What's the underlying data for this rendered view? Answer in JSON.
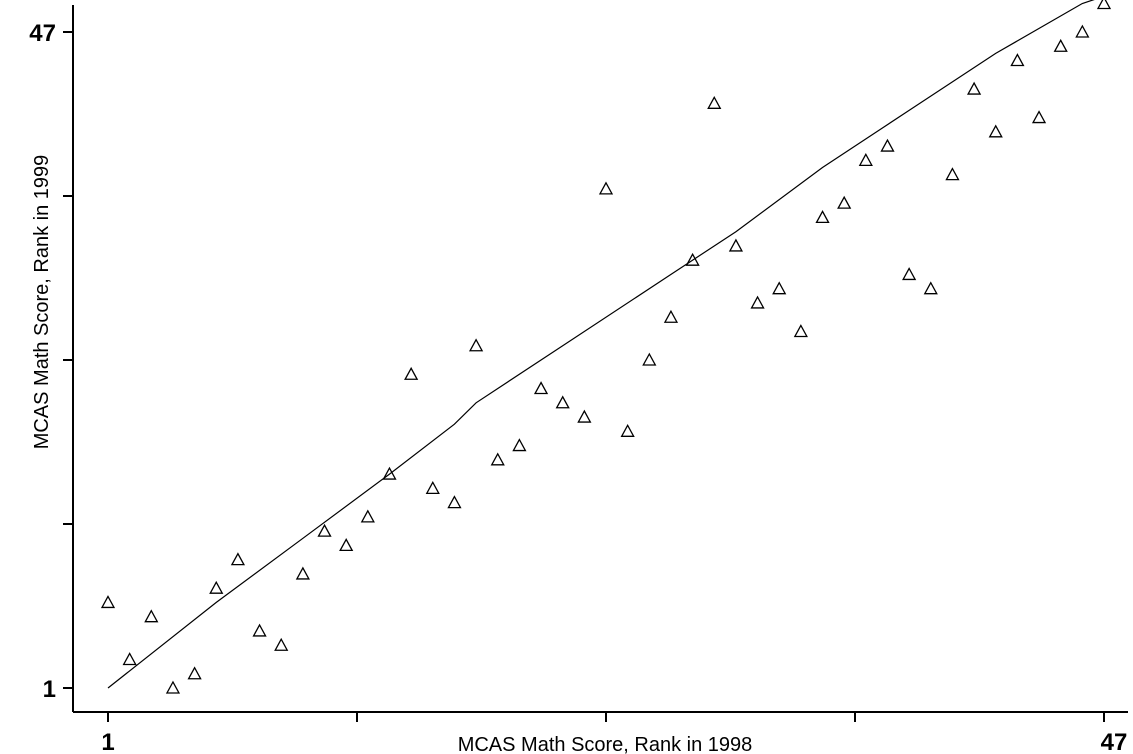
{
  "chart_data": {
    "type": "scatter",
    "title": "",
    "xlabel": "MCAS Math Score, Rank in 1998",
    "ylabel": "MCAS Math Score, Rank in 1999",
    "xlim": [
      1,
      47
    ],
    "ylim": [
      1,
      47
    ],
    "x_ticks": [
      1,
      12.5,
      24,
      35.5,
      47
    ],
    "y_ticks": [
      1,
      12.5,
      24,
      35.5,
      47
    ],
    "x_tick_labels": [
      "1",
      "",
      "",
      "",
      "47"
    ],
    "y_tick_labels": [
      "1",
      "",
      "",
      "",
      "47"
    ],
    "marker": "hollow-triangle",
    "grid": false,
    "series": [
      {
        "kind": "points",
        "points": [
          [
            1,
            7.0
          ],
          [
            2,
            3.0
          ],
          [
            3,
            6.0
          ],
          [
            4,
            1.0
          ],
          [
            5,
            2.0
          ],
          [
            6,
            8.0
          ],
          [
            7,
            10.0
          ],
          [
            8,
            5.0
          ],
          [
            9,
            4.0
          ],
          [
            10,
            9.0
          ],
          [
            11,
            12.0
          ],
          [
            12,
            11.0
          ],
          [
            13,
            13.0
          ],
          [
            14,
            16.0
          ],
          [
            15,
            23.0
          ],
          [
            16,
            15.0
          ],
          [
            17,
            14.0
          ],
          [
            18,
            25.0
          ],
          [
            19,
            17.0
          ],
          [
            20,
            18.0
          ],
          [
            21,
            22.0
          ],
          [
            22,
            21.0
          ],
          [
            23,
            20.0
          ],
          [
            24,
            36.0
          ],
          [
            25,
            19.0
          ],
          [
            26,
            24.0
          ],
          [
            27,
            27.0
          ],
          [
            28,
            31.0
          ],
          [
            29,
            42.0
          ],
          [
            30,
            32.0
          ],
          [
            31,
            28.0
          ],
          [
            32,
            29.0
          ],
          [
            33,
            26.0
          ],
          [
            34,
            34.0
          ],
          [
            35,
            35.0
          ],
          [
            36,
            38.0
          ],
          [
            37,
            39.0
          ],
          [
            38,
            30.0
          ],
          [
            39,
            29.0
          ],
          [
            40,
            37.0
          ],
          [
            41,
            43.0
          ],
          [
            42,
            40.0
          ],
          [
            43,
            45.0
          ],
          [
            44,
            41.0
          ],
          [
            45,
            46.0
          ],
          [
            46,
            47.0
          ],
          [
            47,
            49.0
          ]
        ]
      },
      {
        "kind": "line",
        "points": [
          [
            1,
            1.0
          ],
          [
            6,
            7.0
          ],
          [
            10,
            11.5
          ],
          [
            14,
            16.0
          ],
          [
            17,
            19.5
          ],
          [
            18,
            21.0
          ],
          [
            22,
            25.0
          ],
          [
            27,
            30.0
          ],
          [
            30,
            33.0
          ],
          [
            34,
            37.5
          ],
          [
            38,
            41.5
          ],
          [
            42,
            45.5
          ],
          [
            46,
            49.0
          ],
          [
            47,
            49.5
          ]
        ]
      }
    ]
  }
}
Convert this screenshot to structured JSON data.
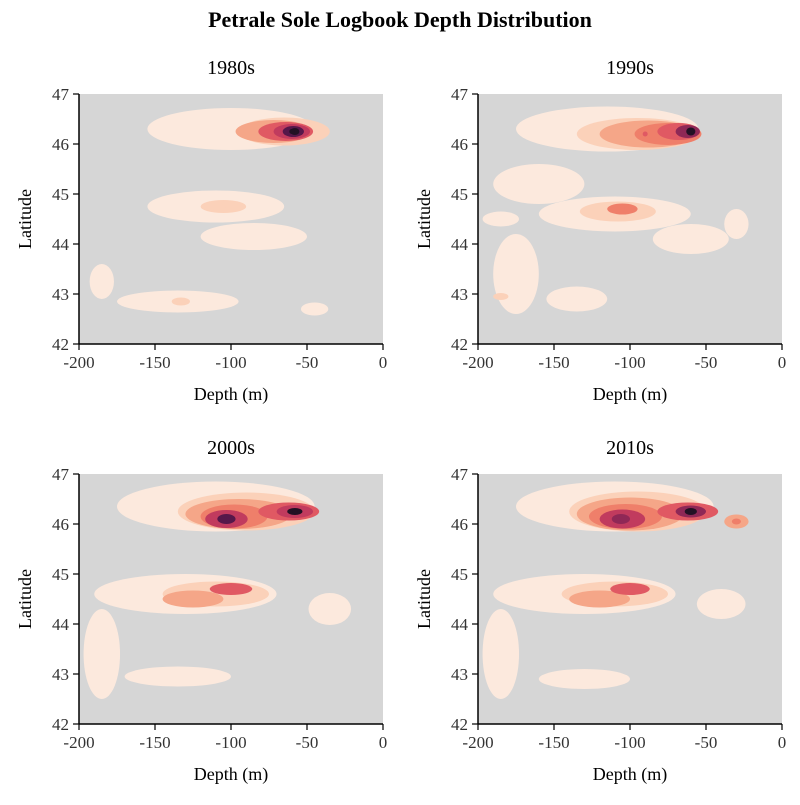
{
  "title": "Petrale Sole Logbook Depth Distribution",
  "colors": {
    "background": "#d6d6d6",
    "levels": [
      "#fce9dd",
      "#fbd1b9",
      "#f5a688",
      "#ef7f6a",
      "#e05963",
      "#c13b5e",
      "#8f2856",
      "#56184a",
      "#231124"
    ]
  },
  "chart_data": [
    {
      "type": "heatmap",
      "title": "1980s",
      "xlabel": "Depth (m)",
      "ylabel": "Latitude",
      "xlim": [
        -200,
        0
      ],
      "ylim": [
        42,
        47
      ],
      "xticks": [
        "-200",
        "-150",
        "-100",
        "-50",
        "0"
      ],
      "yticks": [
        "42",
        "43",
        "44",
        "45",
        "46",
        "47"
      ],
      "density_peaks": [
        {
          "depth": -60,
          "lat": 46.25,
          "level": 9
        },
        {
          "depth": -75,
          "lat": 46.25,
          "level": 5
        },
        {
          "depth": -105,
          "lat": 44.75,
          "level": 2
        },
        {
          "depth": -135,
          "lat": 42.85,
          "level": 2
        }
      ]
    },
    {
      "type": "heatmap",
      "title": "1990s",
      "xlabel": "Depth (m)",
      "ylabel": "Latitude",
      "xlim": [
        -200,
        0
      ],
      "ylim": [
        42,
        47
      ],
      "xticks": [
        "-200",
        "-150",
        "-100",
        "-50",
        "0"
      ],
      "yticks": [
        "42",
        "43",
        "44",
        "45",
        "46",
        "47"
      ],
      "density_peaks": [
        {
          "depth": -60,
          "lat": 46.25,
          "level": 9
        },
        {
          "depth": -90,
          "lat": 46.2,
          "level": 5
        },
        {
          "depth": -105,
          "lat": 44.7,
          "level": 4
        },
        {
          "depth": -185,
          "lat": 42.95,
          "level": 2
        }
      ]
    },
    {
      "type": "heatmap",
      "title": "2000s",
      "xlabel": "Depth (m)",
      "ylabel": "Latitude",
      "xlim": [
        -200,
        0
      ],
      "ylim": [
        42,
        47
      ],
      "xticks": [
        "-200",
        "-150",
        "-100",
        "-50",
        "0"
      ],
      "yticks": [
        "42",
        "43",
        "44",
        "45",
        "46",
        "47"
      ],
      "density_peaks": [
        {
          "depth": -58,
          "lat": 46.25,
          "level": 9
        },
        {
          "depth": -103,
          "lat": 46.1,
          "level": 8
        },
        {
          "depth": -100,
          "lat": 44.7,
          "level": 5
        },
        {
          "depth": -130,
          "lat": 44.45,
          "level": 3
        }
      ]
    },
    {
      "type": "heatmap",
      "title": "2010s",
      "xlabel": "Depth (m)",
      "ylabel": "Latitude",
      "xlim": [
        -200,
        0
      ],
      "ylim": [
        42,
        47
      ],
      "xticks": [
        "-200",
        "-150",
        "-100",
        "-50",
        "0"
      ],
      "yticks": [
        "42",
        "43",
        "44",
        "45",
        "46",
        "47"
      ],
      "density_peaks": [
        {
          "depth": -60,
          "lat": 46.25,
          "level": 9
        },
        {
          "depth": -105,
          "lat": 46.1,
          "level": 7
        },
        {
          "depth": -100,
          "lat": 44.7,
          "level": 5
        },
        {
          "depth": -30,
          "lat": 46.05,
          "level": 4
        }
      ]
    }
  ]
}
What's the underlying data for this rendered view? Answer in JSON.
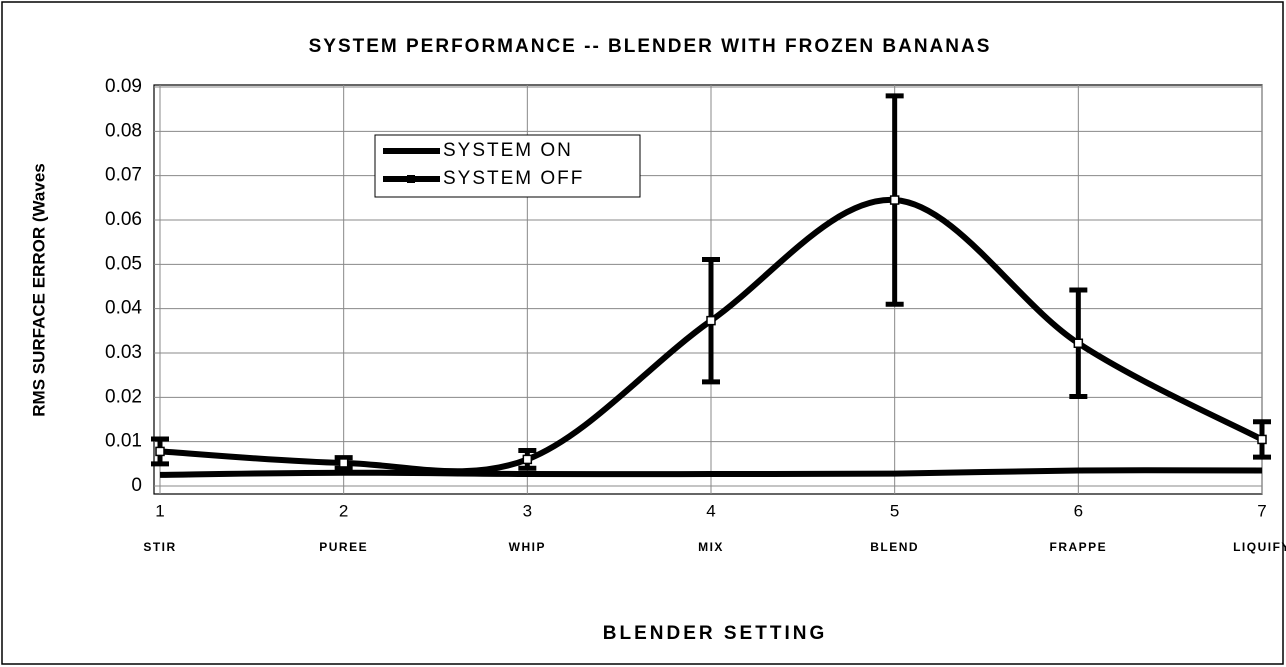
{
  "chart_data": {
    "type": "line",
    "title": "SYSTEM PERFORMANCE -- BLENDER WITH FROZEN BANANAS",
    "x_label": "BLENDER SETTING",
    "y_label": "RMS SURFACE ERROR (Waves",
    "x": [
      1,
      2,
      3,
      4,
      5,
      6,
      7
    ],
    "categories": [
      "STIR",
      "PUREE",
      "WHIP",
      "MIX",
      "BLEND",
      "FRAPPE",
      "LIQUIFY"
    ],
    "xlim": [
      1,
      7
    ],
    "xticks": [
      1,
      2,
      3,
      4,
      5,
      6,
      7
    ],
    "ylim": [
      0,
      0.09
    ],
    "yticks": [
      0,
      0.01,
      0.02,
      0.03,
      0.04,
      0.05,
      0.06,
      0.07,
      0.08,
      0.09
    ],
    "grid": true,
    "smooth": true,
    "legend": "upper left",
    "series": [
      {
        "name": "SYSTEM ON",
        "color": "#000000",
        "values": [
          0.0025,
          0.003,
          0.0027,
          0.0027,
          0.0028,
          0.0035,
          0.0035
        ]
      },
      {
        "name": "SYSTEM OFF",
        "color": "#000000",
        "marker": "square",
        "values": [
          0.0078,
          0.0052,
          0.006,
          0.0373,
          0.0645,
          0.0322,
          0.0105
        ],
        "errors": [
          0.0028,
          0.0012,
          0.002,
          0.0138,
          0.0235,
          0.012,
          0.004
        ]
      }
    ]
  }
}
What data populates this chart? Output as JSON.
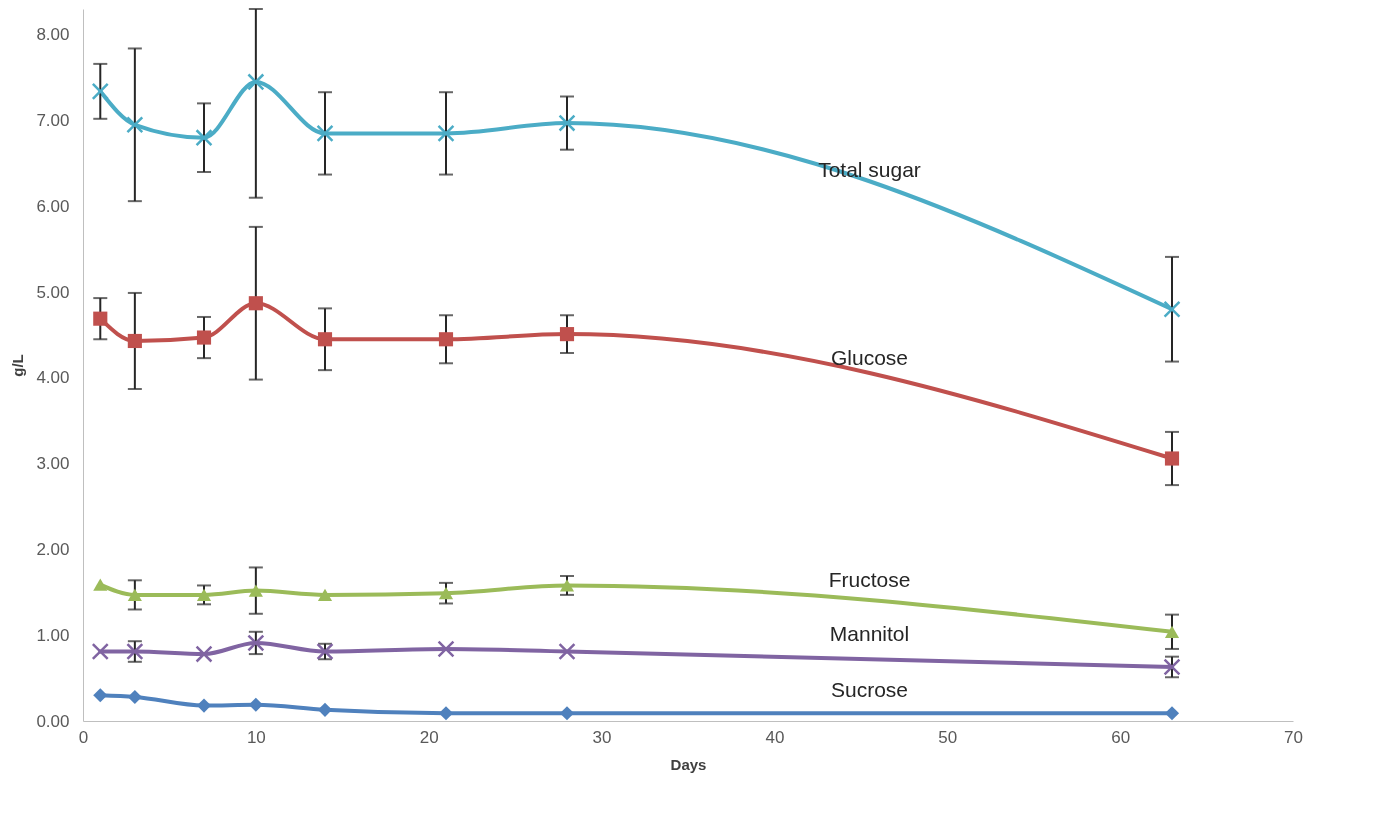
{
  "chart_data": {
    "type": "line",
    "xlabel": "Days",
    "ylabel": "g/L",
    "x": [
      1,
      3,
      7,
      10,
      14,
      21,
      28,
      63
    ],
    "xlim": [
      0,
      70
    ],
    "xticks": [
      0,
      10,
      20,
      30,
      40,
      50,
      60,
      70
    ],
    "ylim": [
      0,
      8.3
    ],
    "yticks": [
      {
        "value": 0,
        "label": "0.00"
      },
      {
        "value": 1,
        "label": "1.00"
      },
      {
        "value": 2,
        "label": "2.00"
      },
      {
        "value": 3,
        "label": "3.00"
      },
      {
        "value": 4,
        "label": "4.00"
      },
      {
        "value": 5,
        "label": "5.00"
      },
      {
        "value": 6,
        "label": "6.00"
      },
      {
        "value": 7,
        "label": "7.00"
      },
      {
        "value": 8,
        "label": "8.00"
      }
    ],
    "grid": false,
    "series": [
      {
        "name": "Total sugar",
        "color": "#4bacc6",
        "marker": "cross",
        "values": [
          7.34,
          6.95,
          6.8,
          7.45,
          6.85,
          6.85,
          6.97,
          4.8
        ],
        "errors": [
          0.32,
          0.89,
          0.4,
          [
            6.1,
            8.3
          ],
          0.48,
          0.48,
          0.31,
          0.61
        ]
      },
      {
        "name": "Glucose",
        "color": "#c0504d",
        "marker": "square",
        "values": [
          4.69,
          4.43,
          4.47,
          4.87,
          4.45,
          4.45,
          4.51,
          3.06
        ],
        "errors": [
          0.24,
          0.56,
          0.24,
          0.89,
          0.36,
          0.28,
          0.22,
          0.31
        ]
      },
      {
        "name": "Fructose",
        "color": "#9bbb59",
        "marker": "triangle",
        "values": [
          1.59,
          1.47,
          1.47,
          1.52,
          1.47,
          1.49,
          1.58,
          1.04
        ],
        "errors": [
          null,
          0.17,
          0.11,
          0.27,
          null,
          0.12,
          0.11,
          0.2
        ]
      },
      {
        "name": "Mannitol",
        "color": "#8064a2",
        "marker": "cross",
        "values": [
          0.81,
          0.81,
          0.78,
          0.91,
          0.81,
          0.84,
          0.81,
          0.63
        ],
        "errors": [
          null,
          0.12,
          null,
          0.13,
          0.09,
          null,
          null,
          0.12
        ]
      },
      {
        "name": "Sucrose",
        "color": "#4f81bd",
        "marker": "diamond",
        "values": [
          0.3,
          0.28,
          0.18,
          0.19,
          0.13,
          0.09,
          0.09,
          0.09
        ]
      }
    ]
  }
}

### What to produce
Using the listing above, show each line holding the string "Score".

### Task response
    "xlabel": "MCAS Math Score, Rank in 1998",
    "ylabel": "MCAS Math Score, Rank in 1999",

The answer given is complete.